==== Records supplied

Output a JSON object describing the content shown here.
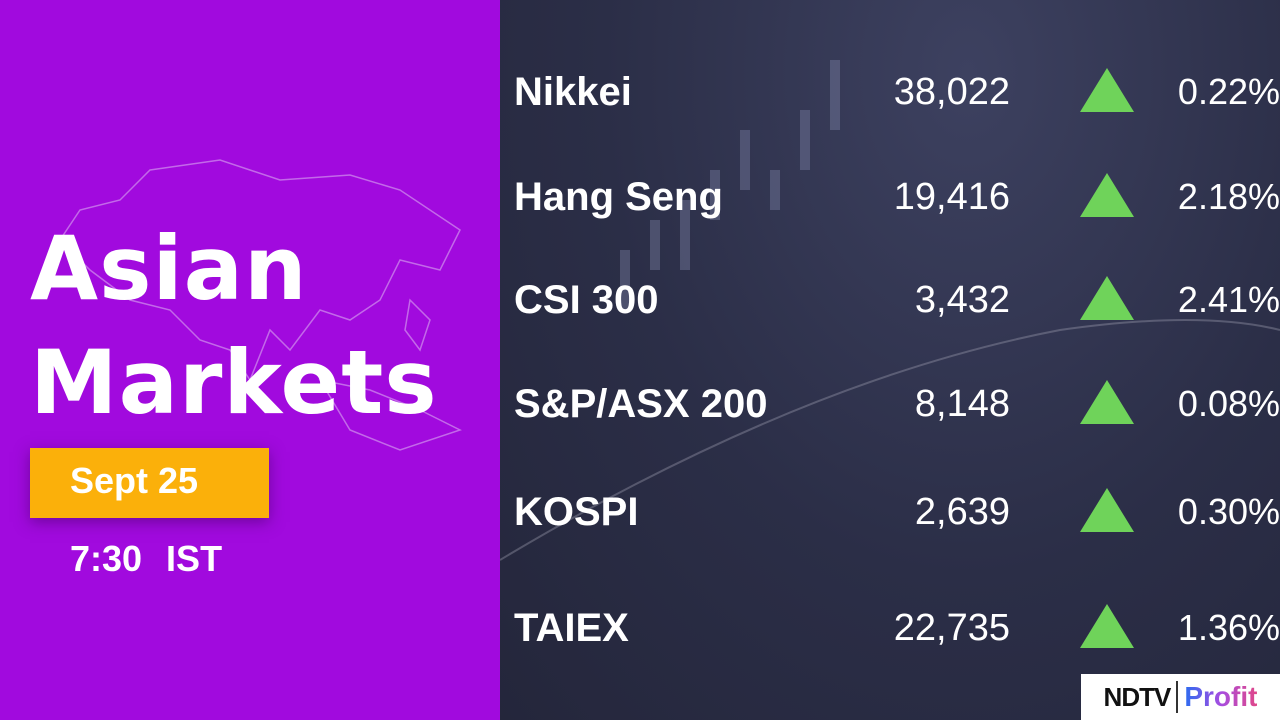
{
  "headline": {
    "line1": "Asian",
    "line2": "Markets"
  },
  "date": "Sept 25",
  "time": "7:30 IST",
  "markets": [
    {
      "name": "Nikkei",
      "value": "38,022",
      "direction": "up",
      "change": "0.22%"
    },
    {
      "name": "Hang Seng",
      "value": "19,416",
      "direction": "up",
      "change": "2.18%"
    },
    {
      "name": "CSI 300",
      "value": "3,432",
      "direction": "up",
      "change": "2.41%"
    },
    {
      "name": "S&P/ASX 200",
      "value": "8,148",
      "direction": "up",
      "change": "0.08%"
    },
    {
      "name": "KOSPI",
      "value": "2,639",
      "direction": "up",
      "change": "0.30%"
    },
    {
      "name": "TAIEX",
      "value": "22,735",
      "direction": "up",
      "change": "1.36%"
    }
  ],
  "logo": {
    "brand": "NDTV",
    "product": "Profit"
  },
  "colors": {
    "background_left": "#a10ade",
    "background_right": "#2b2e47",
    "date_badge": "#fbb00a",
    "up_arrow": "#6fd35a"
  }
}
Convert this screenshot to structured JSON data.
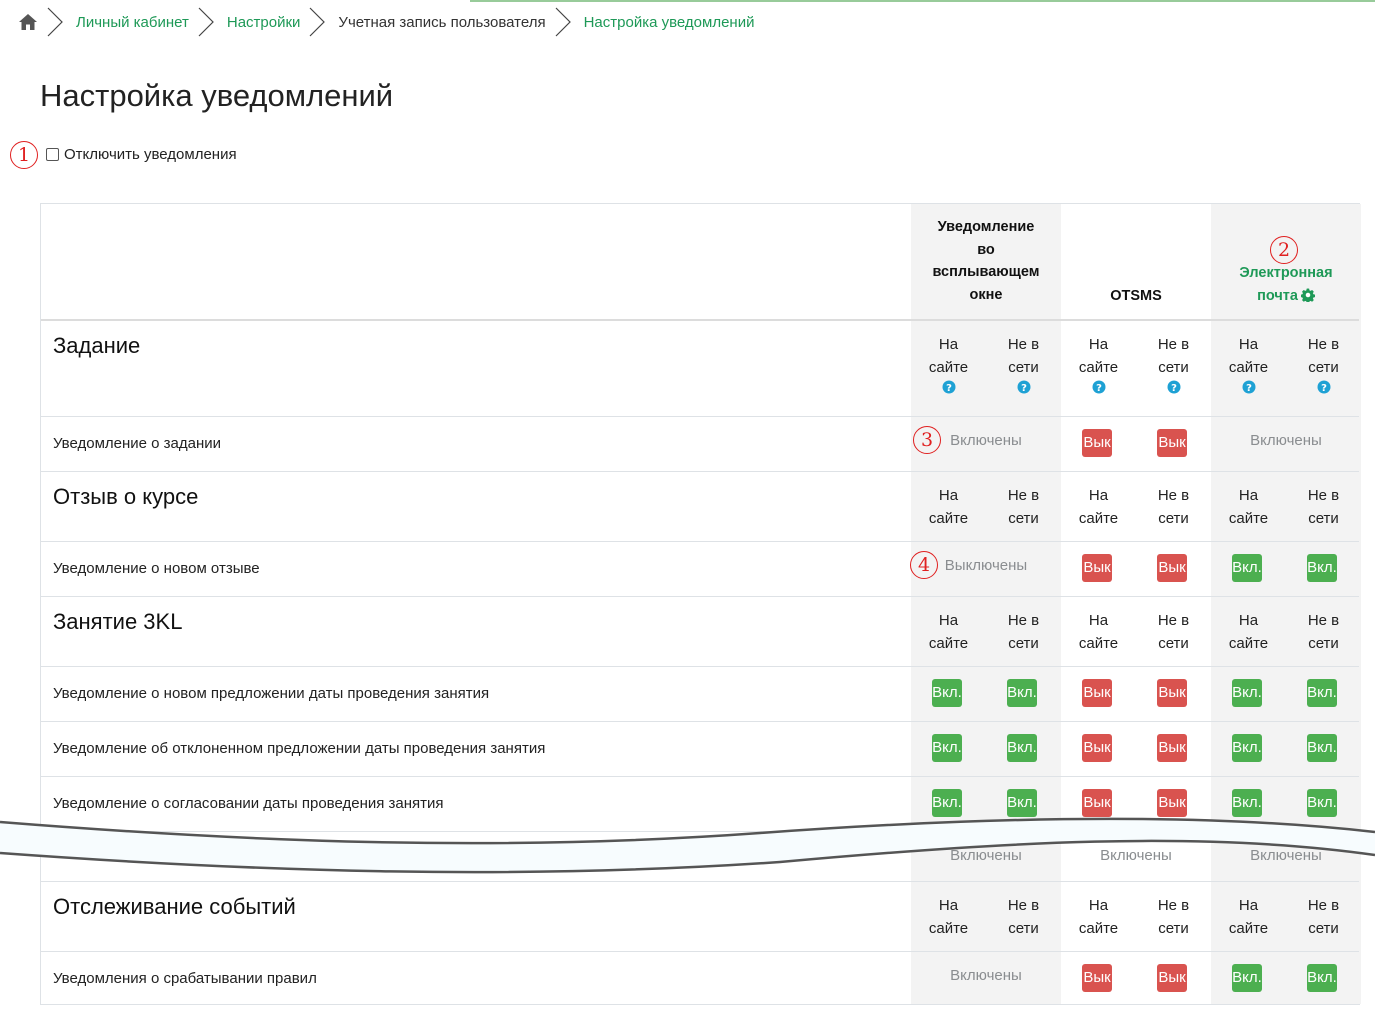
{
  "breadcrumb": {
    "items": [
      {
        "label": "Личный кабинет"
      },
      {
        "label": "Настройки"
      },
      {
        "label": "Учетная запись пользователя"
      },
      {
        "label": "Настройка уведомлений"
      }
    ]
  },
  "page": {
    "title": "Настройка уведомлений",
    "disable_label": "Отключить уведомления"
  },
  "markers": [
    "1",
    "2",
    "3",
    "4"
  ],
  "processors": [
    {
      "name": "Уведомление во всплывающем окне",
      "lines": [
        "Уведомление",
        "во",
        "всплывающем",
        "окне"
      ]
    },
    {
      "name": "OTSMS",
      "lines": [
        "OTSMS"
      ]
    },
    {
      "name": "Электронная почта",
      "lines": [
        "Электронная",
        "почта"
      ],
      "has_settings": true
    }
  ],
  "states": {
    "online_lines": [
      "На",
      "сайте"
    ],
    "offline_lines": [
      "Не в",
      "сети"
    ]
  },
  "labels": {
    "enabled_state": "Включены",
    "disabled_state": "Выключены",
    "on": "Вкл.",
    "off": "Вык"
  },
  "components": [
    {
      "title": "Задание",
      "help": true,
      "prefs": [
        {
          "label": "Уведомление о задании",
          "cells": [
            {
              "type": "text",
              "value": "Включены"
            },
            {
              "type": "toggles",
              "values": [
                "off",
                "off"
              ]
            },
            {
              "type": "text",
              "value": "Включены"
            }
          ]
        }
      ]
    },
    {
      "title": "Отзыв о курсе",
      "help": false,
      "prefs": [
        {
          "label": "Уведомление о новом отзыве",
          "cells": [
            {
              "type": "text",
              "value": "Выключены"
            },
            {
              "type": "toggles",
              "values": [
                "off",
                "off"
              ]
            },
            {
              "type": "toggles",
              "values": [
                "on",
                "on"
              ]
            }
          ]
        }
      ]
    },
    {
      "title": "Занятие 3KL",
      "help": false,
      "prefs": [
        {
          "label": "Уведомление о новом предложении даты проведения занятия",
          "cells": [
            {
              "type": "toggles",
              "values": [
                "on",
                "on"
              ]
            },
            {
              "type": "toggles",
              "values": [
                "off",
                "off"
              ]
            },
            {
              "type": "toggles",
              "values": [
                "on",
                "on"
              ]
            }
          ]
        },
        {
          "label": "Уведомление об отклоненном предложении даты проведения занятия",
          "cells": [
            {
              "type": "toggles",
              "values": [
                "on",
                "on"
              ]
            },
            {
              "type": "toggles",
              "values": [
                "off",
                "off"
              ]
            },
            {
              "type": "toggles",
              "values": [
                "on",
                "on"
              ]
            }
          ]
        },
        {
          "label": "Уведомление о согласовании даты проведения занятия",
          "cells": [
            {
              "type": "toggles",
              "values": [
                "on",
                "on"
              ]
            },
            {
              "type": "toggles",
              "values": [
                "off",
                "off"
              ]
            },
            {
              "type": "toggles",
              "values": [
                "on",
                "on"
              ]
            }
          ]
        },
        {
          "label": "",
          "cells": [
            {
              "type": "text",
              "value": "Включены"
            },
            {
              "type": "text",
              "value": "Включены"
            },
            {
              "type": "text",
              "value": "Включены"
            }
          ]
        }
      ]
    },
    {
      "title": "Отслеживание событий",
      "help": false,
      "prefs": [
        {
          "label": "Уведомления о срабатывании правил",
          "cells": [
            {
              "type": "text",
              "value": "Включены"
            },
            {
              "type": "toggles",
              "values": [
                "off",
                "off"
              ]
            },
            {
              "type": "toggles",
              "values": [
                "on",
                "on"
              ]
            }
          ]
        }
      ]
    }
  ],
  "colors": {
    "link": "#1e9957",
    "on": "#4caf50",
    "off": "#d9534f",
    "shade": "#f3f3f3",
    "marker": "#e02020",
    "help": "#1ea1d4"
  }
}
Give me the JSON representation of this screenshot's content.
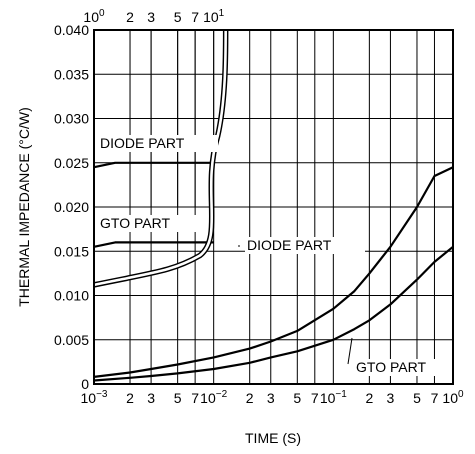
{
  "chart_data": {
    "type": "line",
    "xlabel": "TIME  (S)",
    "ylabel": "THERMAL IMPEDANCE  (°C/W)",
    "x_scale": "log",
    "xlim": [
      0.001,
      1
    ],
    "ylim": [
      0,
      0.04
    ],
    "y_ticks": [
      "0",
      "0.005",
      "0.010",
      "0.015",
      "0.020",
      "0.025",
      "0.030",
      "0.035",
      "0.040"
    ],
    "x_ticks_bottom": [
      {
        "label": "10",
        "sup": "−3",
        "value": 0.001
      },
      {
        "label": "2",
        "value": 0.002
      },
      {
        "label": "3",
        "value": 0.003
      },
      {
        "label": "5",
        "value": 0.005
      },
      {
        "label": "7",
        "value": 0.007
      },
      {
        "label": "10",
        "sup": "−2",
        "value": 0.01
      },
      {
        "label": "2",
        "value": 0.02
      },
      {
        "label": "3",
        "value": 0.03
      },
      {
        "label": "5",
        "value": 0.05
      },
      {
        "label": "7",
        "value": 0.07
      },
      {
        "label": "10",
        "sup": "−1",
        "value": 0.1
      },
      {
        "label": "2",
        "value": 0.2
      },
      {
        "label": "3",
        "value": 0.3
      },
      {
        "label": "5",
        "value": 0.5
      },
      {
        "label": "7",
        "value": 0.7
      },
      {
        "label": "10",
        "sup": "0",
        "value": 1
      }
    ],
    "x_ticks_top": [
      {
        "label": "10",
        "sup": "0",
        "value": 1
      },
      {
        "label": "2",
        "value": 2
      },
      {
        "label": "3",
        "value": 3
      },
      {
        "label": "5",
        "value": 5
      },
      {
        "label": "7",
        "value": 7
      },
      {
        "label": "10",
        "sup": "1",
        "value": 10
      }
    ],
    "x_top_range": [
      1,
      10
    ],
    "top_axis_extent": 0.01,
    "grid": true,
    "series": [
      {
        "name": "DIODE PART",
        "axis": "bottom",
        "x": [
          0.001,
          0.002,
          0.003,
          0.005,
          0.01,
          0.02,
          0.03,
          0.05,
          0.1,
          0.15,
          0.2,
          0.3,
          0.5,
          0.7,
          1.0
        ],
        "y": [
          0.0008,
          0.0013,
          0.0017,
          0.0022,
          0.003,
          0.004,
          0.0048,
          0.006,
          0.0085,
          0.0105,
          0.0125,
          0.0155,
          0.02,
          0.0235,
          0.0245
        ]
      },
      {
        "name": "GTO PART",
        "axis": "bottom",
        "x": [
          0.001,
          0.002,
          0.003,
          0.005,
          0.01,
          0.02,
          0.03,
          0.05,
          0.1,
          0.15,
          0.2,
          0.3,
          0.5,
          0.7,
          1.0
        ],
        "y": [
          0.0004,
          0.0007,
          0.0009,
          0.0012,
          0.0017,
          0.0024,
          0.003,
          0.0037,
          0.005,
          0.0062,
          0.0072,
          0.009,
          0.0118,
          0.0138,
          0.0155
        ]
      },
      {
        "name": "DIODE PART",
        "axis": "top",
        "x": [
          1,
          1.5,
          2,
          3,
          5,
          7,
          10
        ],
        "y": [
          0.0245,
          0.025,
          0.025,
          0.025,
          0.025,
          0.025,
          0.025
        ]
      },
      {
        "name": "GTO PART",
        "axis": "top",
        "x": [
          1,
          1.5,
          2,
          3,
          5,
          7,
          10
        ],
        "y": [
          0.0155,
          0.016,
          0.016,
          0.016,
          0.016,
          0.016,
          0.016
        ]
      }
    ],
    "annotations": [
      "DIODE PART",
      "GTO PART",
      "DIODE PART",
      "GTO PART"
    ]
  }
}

========

What the exercise asks —
Gather all lines from the listing above in which "окне" occurs.

Solution —
      "name": "Уведомление во всплывающем окне",
        "окне"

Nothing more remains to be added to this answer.